Stored data:
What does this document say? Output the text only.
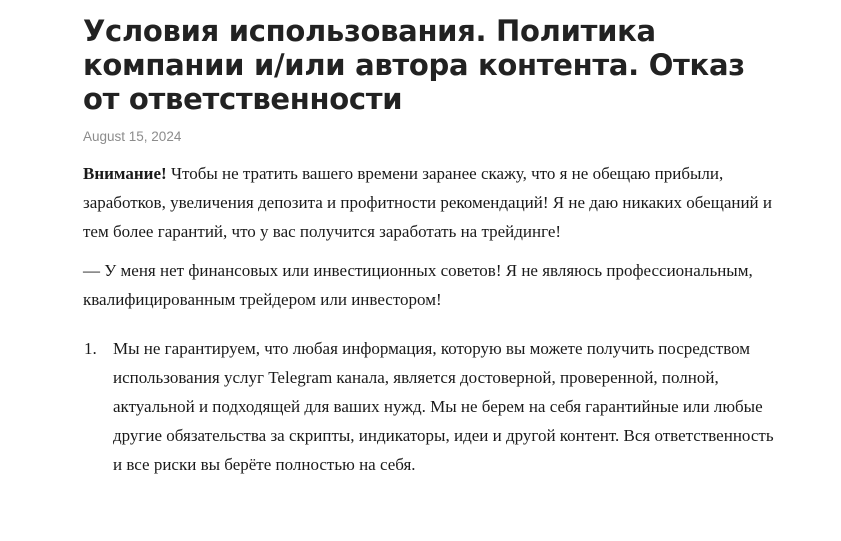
Условия использования. Политика компании и/или автора контента. Отказ от ответственности
August 15, 2024

Внимание! Чтобы не тратить вашего времени заранее скажу, что я не обещаю прибыли, заработков, увеличения депозита и профитности рекомендаций! Я не даю никаких обещаний и тем более гарантий, что у вас получится заработать на трейдинге!

— У меня нет финансовых или инвестиционных советов! Я не являюсь профессиональным, квалифицированным трейдером или инвестором!

1. Мы не гарантируем, что любая информация, которую вы можете получить посредством использования услуг Telegram канала, является достоверной, проверенной, полной, актуальной и подходящей для ваших нужд. Мы не берем на себя гарантийные или любые другие обязательства за скрипты, индикаторы, идеи и другой контент. Вся ответственность и все риски вы берёте полностью на себя.
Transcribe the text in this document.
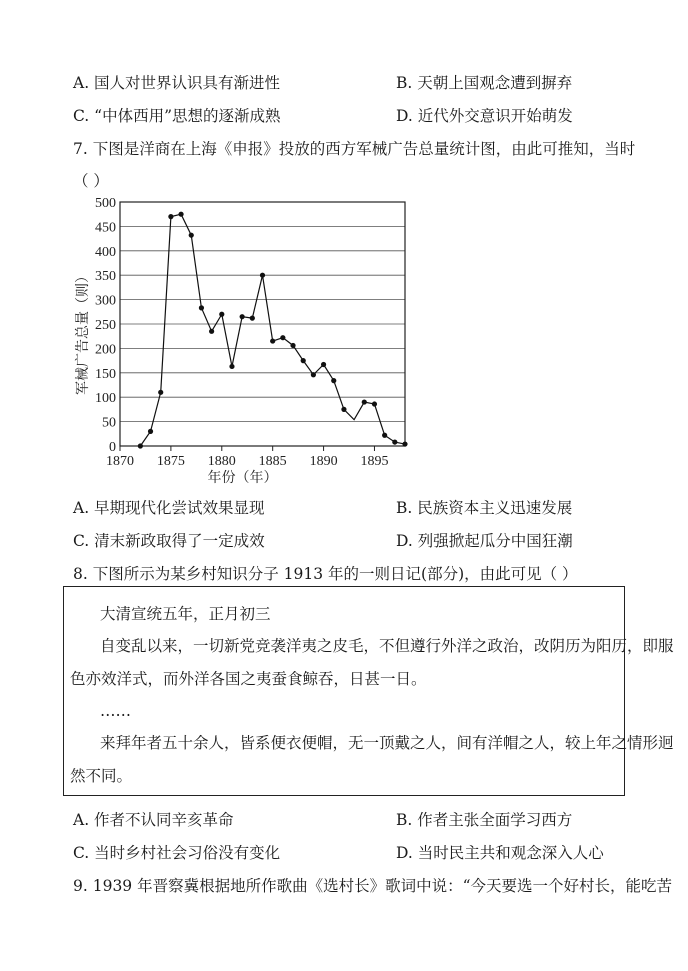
A. 国人对世界认识具有渐进性	B. 天朝上国观念遭到摒弃
C. “中体西用”思想的逐渐成熟	D. 近代外交意识开始萌发
7. 下图是洋商在上海《申报》投放的西方军械广告总量统计图，由此可推知，当时
（ ）
0
50
100
150
200
250
300
350
400
450
500
1870 1875 1880 1885 1890 1895
年份（年）
军械广告总量（则）
A. 早期现代化尝试效果显现	B. 民族资本主义迅速发展
C. 清末新政取得了一定成效	D. 列强掀起瓜分中国狂潮
8. 下图所示为某乡村知识分子 1913 年的一则日记(部分)，由此可见（ ）
大清宣统五年，正月初三
自变乱以来，一切新党竞袭洋夷之皮毛，不但遵行外洋之政治，改阴历为阳历，即服
色亦效洋式，而外洋各国之夷蚕食鲸吞，日甚一日。
……
来拜年者五十余人，皆系便衣便帽，无一顶戴之人，间有洋帽之人，较上年之情形迥
然不同。
A. 作者不认同辛亥革命	B. 作者主张全面学习西方
C. 当时乡村社会习俗没有变化	D. 当时民主共和观念深入人心
9. 1939 年晋察冀根据地所作歌曲《选村长》歌词中说：“今天要选一个好村长，能吃苦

Exercise details: Transcribe each entry above exactly, apart from the pictures.

Answer to the exercise:
What does this document say? Output the text only.
Условия использования. Политика компании и/или автора контента. Отказ от ответственности
August 15, 2024

Внимание! Чтобы не тратить вашего времени заранее скажу, что я не обещаю прибыли, заработков, увеличения депозита и профитности рекомендаций! Я не даю никаких обещаний и тем более гарантий, что у вас получится заработать на трейдинге!

— У меня нет финансовых или инвестиционных советов! Я не являюсь профессиональным, квалифицированным трейдером или инвестором!

1. Мы не гарантируем, что любая информация, которую вы можете получить посредством использования услуг Telegram канала, является достоверной, проверенной, полной, актуальной и подходящей для ваших нужд. Мы не берем на себя гарантийные или любые другие обязательства за скрипты, индикаторы, идеи и другой контент. Вся ответственность и все риски вы берёте полностью на себя.
Transcribe the text in this document.
A. 国人对世界认识具有渐进性	B. 天朝上国观念遭到摒弃
C. “中体西用”思想的逐渐成熟	D. 近代外交意识开始萌发
7. 下图是洋商在上海《申报》投放的西方军械广告总量统计图，由此可推知，当时
（ ）
0
50
100
150
200
250
300
350
400
450
500
1870 1875 1880 1885 1890 1895
年份（年）
军械广告总量（则）
A. 早期现代化尝试效果显现	B. 民族资本主义迅速发展
C. 清末新政取得了一定成效	D. 列强掀起瓜分中国狂潮
8. 下图所示为某乡村知识分子 1913 年的一则日记(部分)，由此可见（ ）
大清宣统五年，正月初三
自变乱以来，一切新党竞袭洋夷之皮毛，不但遵行外洋之政治，改阴历为阳历，即服
色亦效洋式，而外洋各国之夷蚕食鲸吞，日甚一日。
……
来拜年者五十余人，皆系便衣便帽，无一顶戴之人，间有洋帽之人，较上年之情形迥
然不同。
A. 作者不认同辛亥革命	B. 作者主张全面学习西方
C. 当时乡村社会习俗没有变化	D. 当时民主共和观念深入人心
9. 1939 年晋察冀根据地所作歌曲《选村长》歌词中说：“今天要选一个好村长，能吃苦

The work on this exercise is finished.